Begin Material to process

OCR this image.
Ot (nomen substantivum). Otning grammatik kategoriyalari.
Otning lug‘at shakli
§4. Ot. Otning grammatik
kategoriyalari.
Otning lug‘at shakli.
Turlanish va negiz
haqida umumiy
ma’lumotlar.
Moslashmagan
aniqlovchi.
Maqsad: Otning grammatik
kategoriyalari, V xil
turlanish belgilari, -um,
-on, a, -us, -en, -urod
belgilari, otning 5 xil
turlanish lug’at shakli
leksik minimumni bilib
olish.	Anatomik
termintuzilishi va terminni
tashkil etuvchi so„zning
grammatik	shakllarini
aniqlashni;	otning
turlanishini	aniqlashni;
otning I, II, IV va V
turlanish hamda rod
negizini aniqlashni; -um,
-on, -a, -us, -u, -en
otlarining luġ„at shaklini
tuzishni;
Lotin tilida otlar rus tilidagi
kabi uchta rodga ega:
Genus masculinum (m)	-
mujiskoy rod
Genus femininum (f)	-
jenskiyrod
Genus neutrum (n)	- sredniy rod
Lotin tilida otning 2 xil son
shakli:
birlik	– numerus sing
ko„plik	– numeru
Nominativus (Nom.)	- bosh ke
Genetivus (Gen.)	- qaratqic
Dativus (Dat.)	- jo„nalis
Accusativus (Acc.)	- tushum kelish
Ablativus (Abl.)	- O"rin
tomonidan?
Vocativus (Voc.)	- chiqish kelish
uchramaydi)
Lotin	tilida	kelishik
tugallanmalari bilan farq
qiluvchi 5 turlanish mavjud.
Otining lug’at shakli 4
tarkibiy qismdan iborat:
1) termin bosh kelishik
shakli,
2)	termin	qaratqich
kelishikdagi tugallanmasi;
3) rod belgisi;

End Material to process

# [Your goal]
Repeat the data in its entirety, character for character.

# [Answer to the task]
OCR this image.
Ot (nomen substantivum). Otning grammatik kategoriyalari.
Otning lug‘at shakli
§4. Ot. Otning grammatik
kategoriyalari.
Otning lug‘at shakli.
Turlanish va negiz
haqida umumiy
ma’lumotlar.
Moslashmagan
aniqlovchi.
Maqsad: Otning grammatik
kategoriyalari, V xil
turlanish belgilari, -um,
-on, a, -us, -en, -urod
belgilari, otning 5 xil
turlanish lug’at shakli
leksik minimumni bilib
olish.	Anatomik
termintuzilishi va terminni
tashkil etuvchi so„zning
grammatik	shakllarini
aniqlashni;	otning
turlanishini	aniqlashni;
otning I, II, IV va V
turlanish hamda rod
negizini aniqlashni; -um,
-on, -a, -us, -u, -en
otlarining luġ„at shaklini
tuzishni;
Lotin tilida otlar rus tilidagi
kabi uchta rodga ega:
Genus masculinum (m)	-
mujiskoy rod
Genus femininum (f)	-
jenskiyrod
Genus neutrum (n)	- sredniy rod
Lotin tilida otning 2 xil son
shakli:
birlik	– numerus sing
ko„plik	– numeru
Nominativus (Nom.)	- bosh ke
Genetivus (Gen.)	- qaratqic
Dativus (Dat.)	- jo„nalis
Accusativus (Acc.)	- tushum kelish
Ablativus (Abl.)	- O"rin
tomonidan?
Vocativus (Voc.)	- chiqish kelish
uchramaydi)
Lotin	tilida	kelishik
tugallanmalari bilan farq
qiluvchi 5 turlanish mavjud.
Otining lug’at shakli 4
tarkibiy qismdan iborat:
1) termin bosh kelishik
shakli,
2)	termin	qaratqich
kelishikdagi tugallanmasi;
3) rod belgisi;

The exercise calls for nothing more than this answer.